Your task: Find each line that has the string "text" and give the total, with nothing else.

Extracted records:
══════

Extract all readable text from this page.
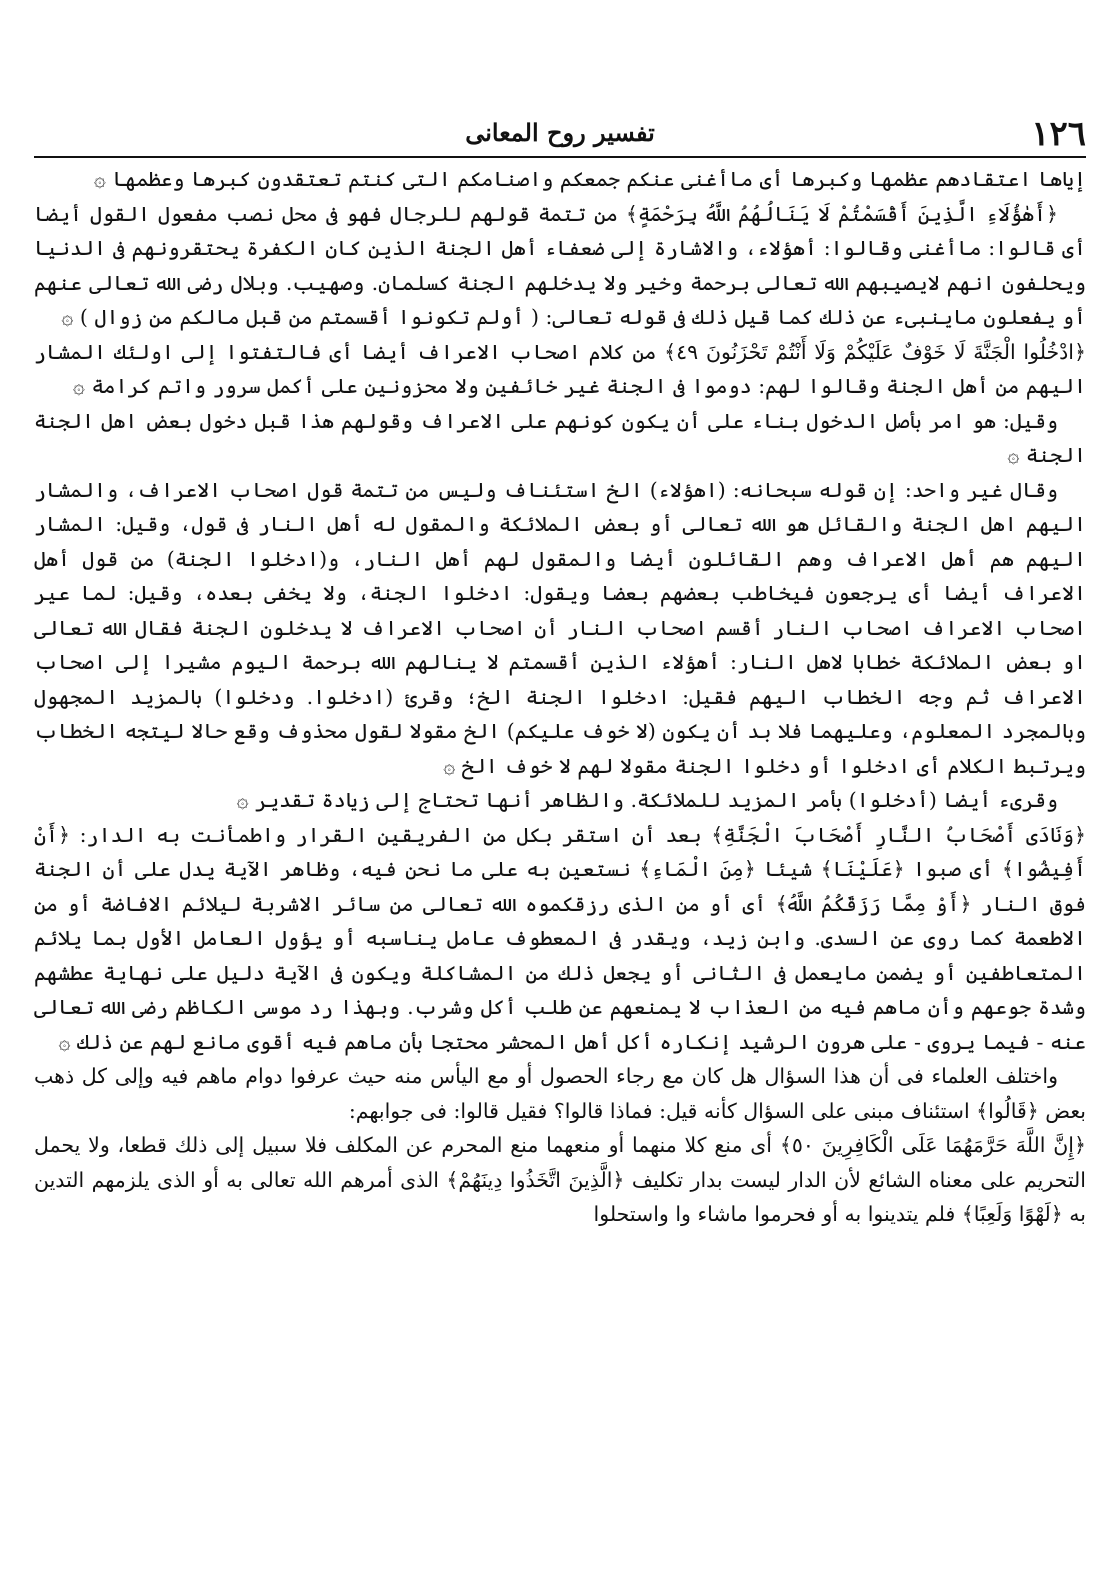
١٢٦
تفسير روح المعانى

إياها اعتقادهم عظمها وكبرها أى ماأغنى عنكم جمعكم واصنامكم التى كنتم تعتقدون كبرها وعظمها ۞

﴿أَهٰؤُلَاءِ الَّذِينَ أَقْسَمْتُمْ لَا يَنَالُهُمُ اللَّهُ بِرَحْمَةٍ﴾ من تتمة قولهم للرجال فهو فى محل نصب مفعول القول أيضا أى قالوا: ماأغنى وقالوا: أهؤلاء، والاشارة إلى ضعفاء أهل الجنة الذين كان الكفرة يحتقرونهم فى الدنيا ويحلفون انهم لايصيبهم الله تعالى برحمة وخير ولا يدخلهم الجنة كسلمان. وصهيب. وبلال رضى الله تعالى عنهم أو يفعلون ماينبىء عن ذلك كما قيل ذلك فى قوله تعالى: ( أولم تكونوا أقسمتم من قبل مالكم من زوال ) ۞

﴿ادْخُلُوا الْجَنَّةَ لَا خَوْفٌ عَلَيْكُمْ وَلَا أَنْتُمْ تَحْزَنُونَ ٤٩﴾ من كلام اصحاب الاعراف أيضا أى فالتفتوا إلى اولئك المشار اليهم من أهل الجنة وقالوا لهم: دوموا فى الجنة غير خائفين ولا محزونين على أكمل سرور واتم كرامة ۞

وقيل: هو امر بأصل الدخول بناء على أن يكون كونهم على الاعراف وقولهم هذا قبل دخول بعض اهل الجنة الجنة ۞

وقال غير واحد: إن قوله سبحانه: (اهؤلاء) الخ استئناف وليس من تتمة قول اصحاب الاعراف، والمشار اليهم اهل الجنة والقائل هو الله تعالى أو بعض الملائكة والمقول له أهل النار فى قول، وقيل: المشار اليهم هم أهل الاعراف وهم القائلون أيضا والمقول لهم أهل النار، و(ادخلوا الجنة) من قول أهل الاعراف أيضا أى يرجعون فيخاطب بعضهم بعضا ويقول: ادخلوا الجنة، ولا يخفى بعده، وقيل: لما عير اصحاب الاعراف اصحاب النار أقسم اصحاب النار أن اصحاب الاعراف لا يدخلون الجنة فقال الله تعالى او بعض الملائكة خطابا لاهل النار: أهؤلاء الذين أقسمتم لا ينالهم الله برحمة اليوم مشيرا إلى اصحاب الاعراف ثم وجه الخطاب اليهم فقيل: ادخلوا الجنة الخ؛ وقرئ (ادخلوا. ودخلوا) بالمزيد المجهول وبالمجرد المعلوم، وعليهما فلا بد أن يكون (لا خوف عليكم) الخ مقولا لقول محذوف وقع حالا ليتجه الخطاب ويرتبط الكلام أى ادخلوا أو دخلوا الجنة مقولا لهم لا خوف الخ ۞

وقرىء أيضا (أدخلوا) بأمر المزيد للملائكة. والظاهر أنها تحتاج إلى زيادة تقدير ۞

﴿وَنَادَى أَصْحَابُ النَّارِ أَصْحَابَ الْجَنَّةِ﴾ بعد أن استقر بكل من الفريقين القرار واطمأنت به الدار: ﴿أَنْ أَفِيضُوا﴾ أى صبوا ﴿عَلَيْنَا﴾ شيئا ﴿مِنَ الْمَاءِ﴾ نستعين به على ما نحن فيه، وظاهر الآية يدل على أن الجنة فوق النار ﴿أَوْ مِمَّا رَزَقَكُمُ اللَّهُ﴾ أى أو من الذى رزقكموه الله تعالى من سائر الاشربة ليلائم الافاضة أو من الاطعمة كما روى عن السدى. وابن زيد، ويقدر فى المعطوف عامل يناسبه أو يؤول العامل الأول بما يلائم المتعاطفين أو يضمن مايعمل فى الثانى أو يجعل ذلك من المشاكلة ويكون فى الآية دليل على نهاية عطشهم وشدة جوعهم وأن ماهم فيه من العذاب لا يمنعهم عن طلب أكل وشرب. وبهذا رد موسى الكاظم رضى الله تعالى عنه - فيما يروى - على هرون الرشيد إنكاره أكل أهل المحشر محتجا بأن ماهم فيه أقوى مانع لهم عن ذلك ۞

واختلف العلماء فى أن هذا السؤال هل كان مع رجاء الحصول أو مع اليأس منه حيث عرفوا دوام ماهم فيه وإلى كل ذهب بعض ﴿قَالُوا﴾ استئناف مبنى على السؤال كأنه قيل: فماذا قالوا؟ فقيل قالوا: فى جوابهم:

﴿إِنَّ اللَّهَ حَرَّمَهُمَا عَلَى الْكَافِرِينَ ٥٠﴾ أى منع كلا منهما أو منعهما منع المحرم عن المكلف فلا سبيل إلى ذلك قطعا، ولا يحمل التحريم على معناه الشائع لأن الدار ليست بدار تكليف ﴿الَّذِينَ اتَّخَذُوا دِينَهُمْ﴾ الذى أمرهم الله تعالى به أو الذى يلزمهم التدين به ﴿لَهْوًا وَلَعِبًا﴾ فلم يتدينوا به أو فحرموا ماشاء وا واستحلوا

══════

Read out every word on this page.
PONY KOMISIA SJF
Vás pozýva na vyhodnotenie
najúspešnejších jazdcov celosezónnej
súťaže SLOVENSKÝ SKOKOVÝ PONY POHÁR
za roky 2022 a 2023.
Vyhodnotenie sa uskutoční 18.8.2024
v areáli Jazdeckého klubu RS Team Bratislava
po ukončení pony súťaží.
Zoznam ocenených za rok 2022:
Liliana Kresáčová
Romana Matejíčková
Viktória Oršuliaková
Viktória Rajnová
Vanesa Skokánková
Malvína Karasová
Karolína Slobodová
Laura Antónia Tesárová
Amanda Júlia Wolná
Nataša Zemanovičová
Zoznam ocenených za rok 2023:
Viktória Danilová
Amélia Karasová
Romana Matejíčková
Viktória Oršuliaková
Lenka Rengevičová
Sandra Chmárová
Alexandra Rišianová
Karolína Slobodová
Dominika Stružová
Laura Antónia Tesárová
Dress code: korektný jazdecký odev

══════

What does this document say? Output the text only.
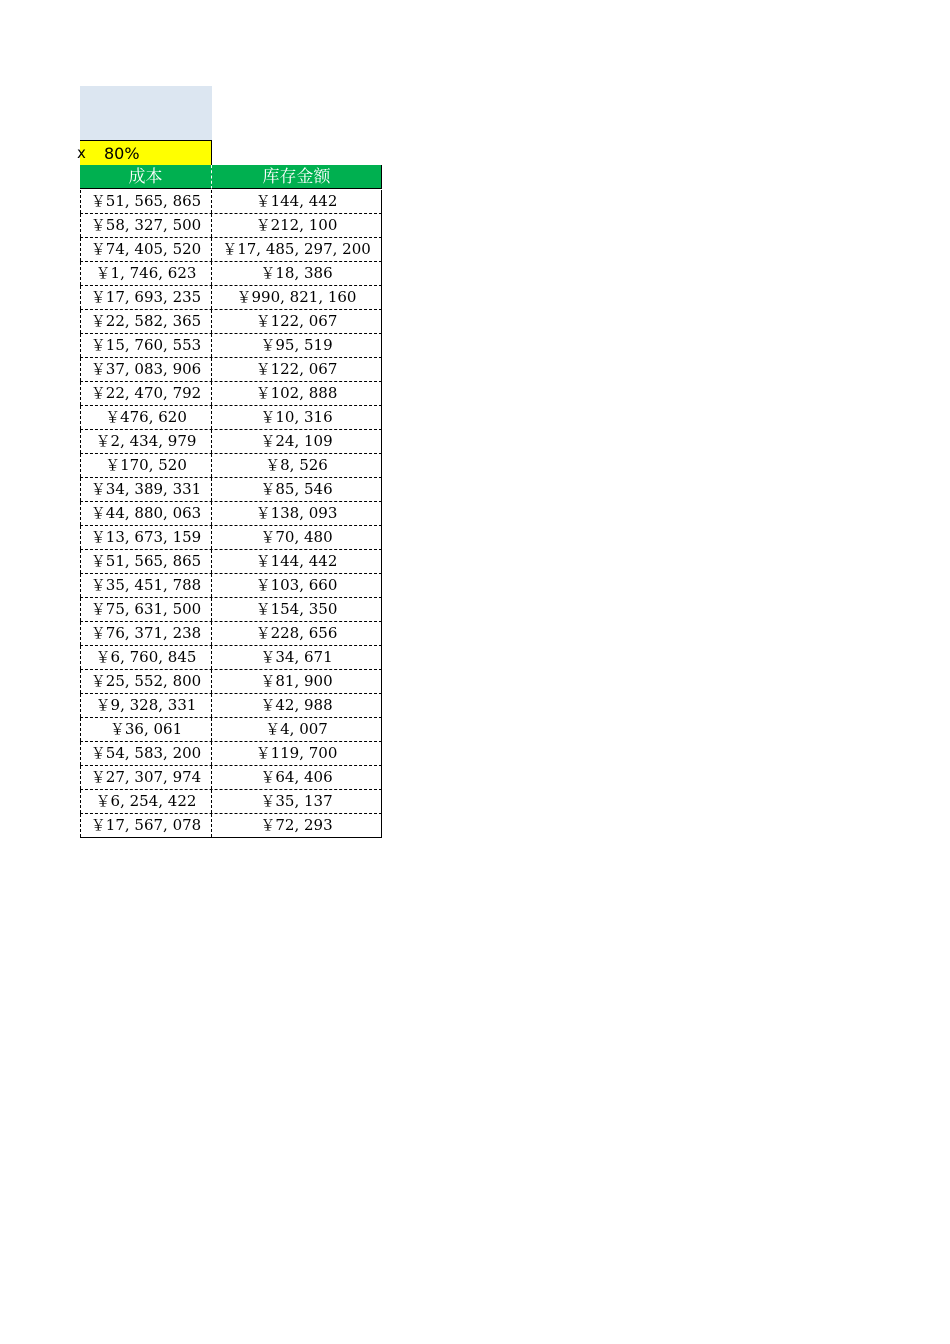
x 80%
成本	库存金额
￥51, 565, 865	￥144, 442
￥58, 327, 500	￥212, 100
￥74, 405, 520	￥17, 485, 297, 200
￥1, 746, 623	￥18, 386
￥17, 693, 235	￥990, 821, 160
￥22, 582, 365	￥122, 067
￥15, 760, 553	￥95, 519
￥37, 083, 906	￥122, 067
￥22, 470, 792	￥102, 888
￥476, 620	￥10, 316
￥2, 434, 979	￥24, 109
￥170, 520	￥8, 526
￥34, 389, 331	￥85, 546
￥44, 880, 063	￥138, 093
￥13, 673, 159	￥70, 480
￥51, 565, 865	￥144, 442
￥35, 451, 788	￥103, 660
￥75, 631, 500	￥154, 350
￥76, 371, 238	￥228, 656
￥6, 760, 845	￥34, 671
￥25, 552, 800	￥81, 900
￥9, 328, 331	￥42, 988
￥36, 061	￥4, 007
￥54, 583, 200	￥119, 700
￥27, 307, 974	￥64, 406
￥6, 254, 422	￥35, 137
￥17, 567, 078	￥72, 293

══════

Finished exercise: 2